──────── Excerpted data

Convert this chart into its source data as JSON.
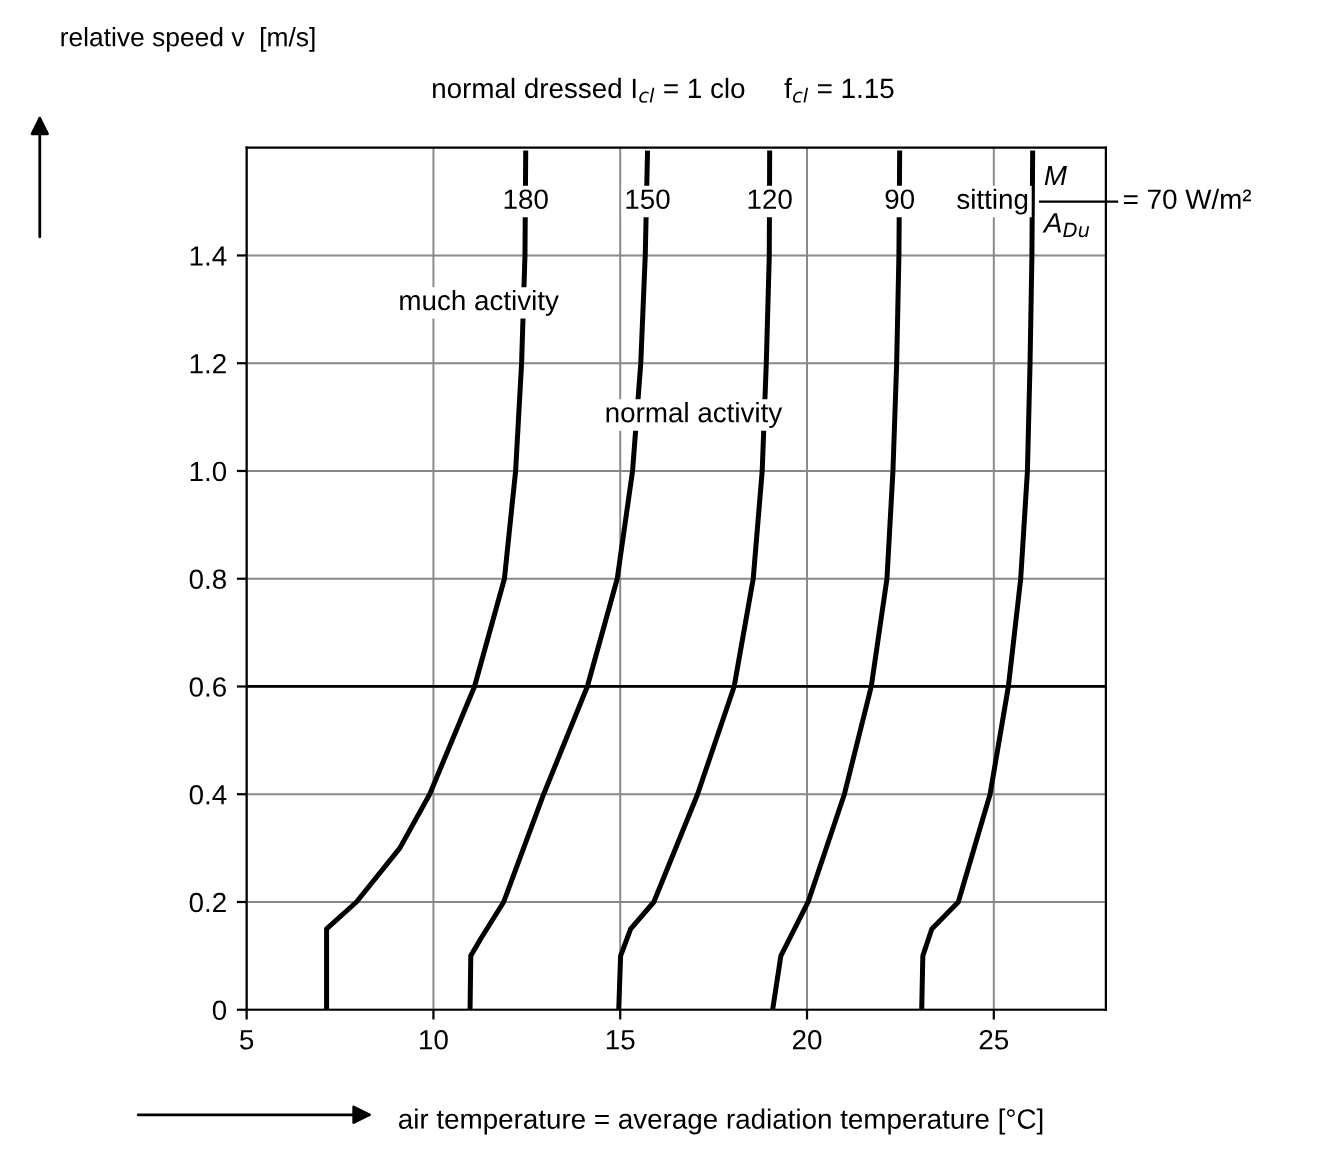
{
  "chart_data": {
    "type": "line",
    "title": "normal dressed I$_{cl}$ = 1 clo     f$_{cl}$ = 1.15",
    "xlabel": "air temperature = average radiation temperature [°C]",
    "ylabel": "relative speed v  [m/s]",
    "series": [
      {
        "name": "180",
        "color": "#000000",
        "x": [
          7.14,
          7.14,
          7.94,
          9.1,
          9.9,
          11.1,
          11.9,
          12.2,
          12.36,
          12.45,
          12.47
        ],
        "values": [
          0,
          0.15,
          0.2,
          0.3,
          0.4,
          0.6,
          0.8,
          1.0,
          1.2,
          1.4,
          1.59
        ]
      },
      {
        "name": "150",
        "color": "#000000",
        "x": [
          10.98,
          11.0,
          11.25,
          11.88,
          12.95,
          14.12,
          14.92,
          15.33,
          15.55,
          15.67,
          15.73
        ],
        "values": [
          0,
          0.1,
          0.13,
          0.2,
          0.4,
          0.6,
          0.8,
          1.0,
          1.2,
          1.4,
          1.59
        ]
      },
      {
        "name": "120",
        "color": "#000000",
        "x": [
          14.96,
          15.01,
          15.28,
          15.9,
          17.07,
          18.05,
          18.56,
          18.8,
          18.91,
          18.99,
          19.0
        ],
        "values": [
          0,
          0.1,
          0.15,
          0.2,
          0.4,
          0.6,
          0.8,
          1.0,
          1.2,
          1.4,
          1.59
        ]
      },
      {
        "name": "90",
        "color": "#000000",
        "x": [
          19.08,
          19.3,
          20.03,
          21.0,
          21.72,
          22.14,
          22.3,
          22.4,
          22.46,
          22.48
        ],
        "values": [
          0,
          0.1,
          0.2,
          0.4,
          0.6,
          0.8,
          1.0,
          1.2,
          1.4,
          1.59
        ]
      },
      {
        "name": "sitting",
        "color": "#000000",
        "x": [
          23.07,
          23.1,
          23.34,
          24.05,
          24.9,
          25.39,
          25.72,
          25.9,
          25.97,
          26.02,
          26.04
        ],
        "values": [
          0,
          0.1,
          0.15,
          0.2,
          0.4,
          0.6,
          0.8,
          1.0,
          1.2,
          1.4,
          1.59
        ]
      }
    ],
    "xlim": [
      5,
      28
    ],
    "xticks": [
      5,
      10,
      15,
      20,
      25
    ],
    "ylim": [
      0,
      1.6
    ],
    "yticks": [
      0,
      0.2,
      0.4,
      0.6,
      0.8,
      {
        "value": 1.0,
        "label": "1.0"
      },
      1.2,
      1.4
    ],
    "grid": true,
    "line_style": "solid",
    "marker": "none",
    "ref_lines": [
      {
        "axis": "y",
        "value": 0.6,
        "color": "#000000"
      }
    ],
    "annotations": [
      "much activity",
      "normal activity",
      "M",
      "A$_{Du}$",
      "= 70 W/m²"
    ]
  }
}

────────────────

• Set problem
Extract the text of all the records above verbatim, excluding pictures.

• Solution
Convert this chart into its source data as JSON.
{
  "chart_data": {
    "type": "line",
    "title": "normal dressed I$_{cl}$ = 1 clo     f$_{cl}$ = 1.15",
    "xlabel": "air temperature = average radiation temperature [°C]",
    "ylabel": "relative speed v  [m/s]",
    "series": [
      {
        "name": "180",
        "color": "#000000",
        "x": [
          7.14,
          7.14,
          7.94,
          9.1,
          9.9,
          11.1,
          11.9,
          12.2,
          12.36,
          12.45,
          12.47
        ],
        "values": [
          0,
          0.15,
          0.2,
          0.3,
          0.4,
          0.6,
          0.8,
          1.0,
          1.2,
          1.4,
          1.59
        ]
      },
      {
        "name": "150",
        "color": "#000000",
        "x": [
          10.98,
          11.0,
          11.25,
          11.88,
          12.95,
          14.12,
          14.92,
          15.33,
          15.55,
          15.67,
          15.73
        ],
        "values": [
          0,
          0.1,
          0.13,
          0.2,
          0.4,
          0.6,
          0.8,
          1.0,
          1.2,
          1.4,
          1.59
        ]
      },
      {
        "name": "120",
        "color": "#000000",
        "x": [
          14.96,
          15.01,
          15.28,
          15.9,
          17.07,
          18.05,
          18.56,
          18.8,
          18.91,
          18.99,
          19.0
        ],
        "values": [
          0,
          0.1,
          0.15,
          0.2,
          0.4,
          0.6,
          0.8,
          1.0,
          1.2,
          1.4,
          1.59
        ]
      },
      {
        "name": "90",
        "color": "#000000",
        "x": [
          19.08,
          19.3,
          20.03,
          21.0,
          21.72,
          22.14,
          22.3,
          22.4,
          22.46,
          22.48
        ],
        "values": [
          0,
          0.1,
          0.2,
          0.4,
          0.6,
          0.8,
          1.0,
          1.2,
          1.4,
          1.59
        ]
      },
      {
        "name": "sitting",
        "color": "#000000",
        "x": [
          23.07,
          23.1,
          23.34,
          24.05,
          24.9,
          25.39,
          25.72,
          25.9,
          25.97,
          26.02,
          26.04
        ],
        "values": [
          0,
          0.1,
          0.15,
          0.2,
          0.4,
          0.6,
          0.8,
          1.0,
          1.2,
          1.4,
          1.59
        ]
      }
    ],
    "xlim": [
      5,
      28
    ],
    "xticks": [
      5,
      10,
      15,
      20,
      25
    ],
    "ylim": [
      0,
      1.6
    ],
    "yticks": [
      0,
      0.2,
      0.4,
      0.6,
      0.8,
      {
        "value": 1.0,
        "label": "1.0"
      },
      1.2,
      1.4
    ],
    "grid": true,
    "line_style": "solid",
    "marker": "none",
    "ref_lines": [
      {
        "axis": "y",
        "value": 0.6,
        "color": "#000000"
      }
    ],
    "annotations": [
      "much activity",
      "normal activity",
      "M",
      "A$_{Du}$",
      "= 70 W/m²"
    ]
  }
}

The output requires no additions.